======== PAGE EXTRACT
Gradually, the trip to Portland was becoming a long slog. There was hardly a current. One impoundment runs into the next, with little free-flowing river between, and all forward movement must be earned with the paddle.

It occurred to me then that the Presumpscot is a series of narrow lakes, and that we could have canoed up the river just as easily as down it.

The portages were wearing us out. North Gorham Dam portage was a 400-foot hike. The Gambo Dam portage was supposed to be 300 feet, according to a guidebook, but we overshot it by about 300 feet because we couldn't find a path through the woods to reach the river. Only two of the portages were marked.

Now I understood why we had yet to see another canoe. The Presumpscot may have some endearing spots, but the rewards of the journey aren't worth the sweat expended on it. The other side of each dam offers a river that's only slower and cloudier with each stroke.

The prize here is not the modern river. The Presumpscot is exceptional because it is one of America's oldest industrial rivers, and along its twists and banks lurk the ghosts of its storied past. During our portage at the Gambo Dam, we weaved the canoe past the circular stone foundations of Gambo Powder Mill, which supplied the Union army with a quarter of its gunpowder. A boat loaded with gunpowder could travel by canal to Portland and then sail to Boston.

These mills occasionally blew up. After each explosion, according to historical accounts, before the dead and injured had even been removed, more local men would line up to seek their jobs, which paid as much as double the prevailing wage.

During Colonial times, a mast landing was located just below Mallison Falls. Pine trees with diameters of 2 or more feet were cut and carried overland to this spot. From here, the trees were floated to tidewater for ships bound for England.

The river was the only thoroughfare available to early settlers and was key to the settlement of Westbrook, Gorham and Windham.

Downstream on the Windham side of the river, about a mile from the river on Anderson Road, stands a wooden marker, "Site of Chief Polin's Death, May 14, 1756."

The story of Polin is an early example of the conflict that has marked this river for nearly four centuries.

Polin led a band of people merged from the Abenaki and Pennacook tribes. The natives, who had long depended on sea-run fish as a food and fertilizer for their crops, claimed fishing rights on the river.

The river was once abundant in salmon, shad and alewives, according to the writings of early settlers.

But the settlers saw the river as a source of power and wealth. The first dam was built in Falmouth in 1732, and others soon followed. The dams ran the mills, which produced lumber, paper, pulp, flour, textiles, sails and silk. The mill owners often fought among themselves over claims to water rights.

According to historical sources, Polin traveled to Boston, where he urged the Massachusetts governor to allow fish to pass the dams. Although the governor agreed fishways should be built, his orders were unenforceable on the Maine frontier.
================
■ **WHAT TO WORK ON**:
Write out the passage about the Presumpscot River word for word, starting at "Downstream on the" and ending at "of early settlers.".
======== EXTRACTED DATA
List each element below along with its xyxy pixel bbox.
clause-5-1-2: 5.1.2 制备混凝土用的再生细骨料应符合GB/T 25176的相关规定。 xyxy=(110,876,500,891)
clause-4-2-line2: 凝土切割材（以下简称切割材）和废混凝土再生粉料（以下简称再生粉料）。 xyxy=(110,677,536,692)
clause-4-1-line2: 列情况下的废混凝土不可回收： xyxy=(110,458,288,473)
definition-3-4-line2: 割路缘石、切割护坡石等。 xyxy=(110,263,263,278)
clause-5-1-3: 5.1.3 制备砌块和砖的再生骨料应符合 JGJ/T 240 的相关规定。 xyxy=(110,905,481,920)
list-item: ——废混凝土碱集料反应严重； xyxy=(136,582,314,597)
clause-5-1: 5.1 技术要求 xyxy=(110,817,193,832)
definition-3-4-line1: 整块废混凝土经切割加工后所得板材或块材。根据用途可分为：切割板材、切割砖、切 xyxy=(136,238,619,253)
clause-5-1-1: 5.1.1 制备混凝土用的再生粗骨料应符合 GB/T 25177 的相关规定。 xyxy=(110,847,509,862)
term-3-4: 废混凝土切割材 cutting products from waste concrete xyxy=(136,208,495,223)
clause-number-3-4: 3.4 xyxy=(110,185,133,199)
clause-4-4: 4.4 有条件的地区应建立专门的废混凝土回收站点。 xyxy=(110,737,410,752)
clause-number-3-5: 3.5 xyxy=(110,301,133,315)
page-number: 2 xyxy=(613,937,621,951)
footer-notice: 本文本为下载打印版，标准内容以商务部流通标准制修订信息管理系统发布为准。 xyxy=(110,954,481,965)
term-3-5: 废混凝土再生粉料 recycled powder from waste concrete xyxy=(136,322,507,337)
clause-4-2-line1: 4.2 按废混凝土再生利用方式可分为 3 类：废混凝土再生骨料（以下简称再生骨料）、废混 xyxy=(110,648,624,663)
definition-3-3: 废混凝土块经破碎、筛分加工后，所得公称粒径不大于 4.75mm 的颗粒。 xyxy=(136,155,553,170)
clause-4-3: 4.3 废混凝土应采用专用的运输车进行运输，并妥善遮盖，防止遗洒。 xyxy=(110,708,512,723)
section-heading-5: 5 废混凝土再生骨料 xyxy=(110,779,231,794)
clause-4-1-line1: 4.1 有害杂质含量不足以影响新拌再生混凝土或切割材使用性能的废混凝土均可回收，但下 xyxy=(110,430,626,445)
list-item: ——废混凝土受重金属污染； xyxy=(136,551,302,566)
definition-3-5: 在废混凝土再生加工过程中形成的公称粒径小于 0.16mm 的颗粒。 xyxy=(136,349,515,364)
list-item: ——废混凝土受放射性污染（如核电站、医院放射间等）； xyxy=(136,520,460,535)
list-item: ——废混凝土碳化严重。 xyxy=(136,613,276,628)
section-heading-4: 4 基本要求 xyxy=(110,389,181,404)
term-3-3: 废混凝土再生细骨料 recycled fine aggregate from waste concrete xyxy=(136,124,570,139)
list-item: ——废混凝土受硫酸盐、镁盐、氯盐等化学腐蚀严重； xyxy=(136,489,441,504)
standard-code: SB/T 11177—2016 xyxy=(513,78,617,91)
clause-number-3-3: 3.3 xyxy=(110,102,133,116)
================
■ **ANSWER FOR THE TASK**:
Downstream on the Windham side of the river, about a mile from the river on Anderson Road, stands a wooden marker, "Site of Chief Polin's Death, May 14, 1756."

The story of Polin is an early example of the conflict that has marked this river for nearly four centuries.

Polin led a band of people merged from the Abenaki and Pennacook tribes. The natives, who had long depended on sea-run fish as a food and fertilizer for their crops, claimed fishing rights on the river.

The river was once abundant in salmon, shad and alewives, according to the writings of early settlers.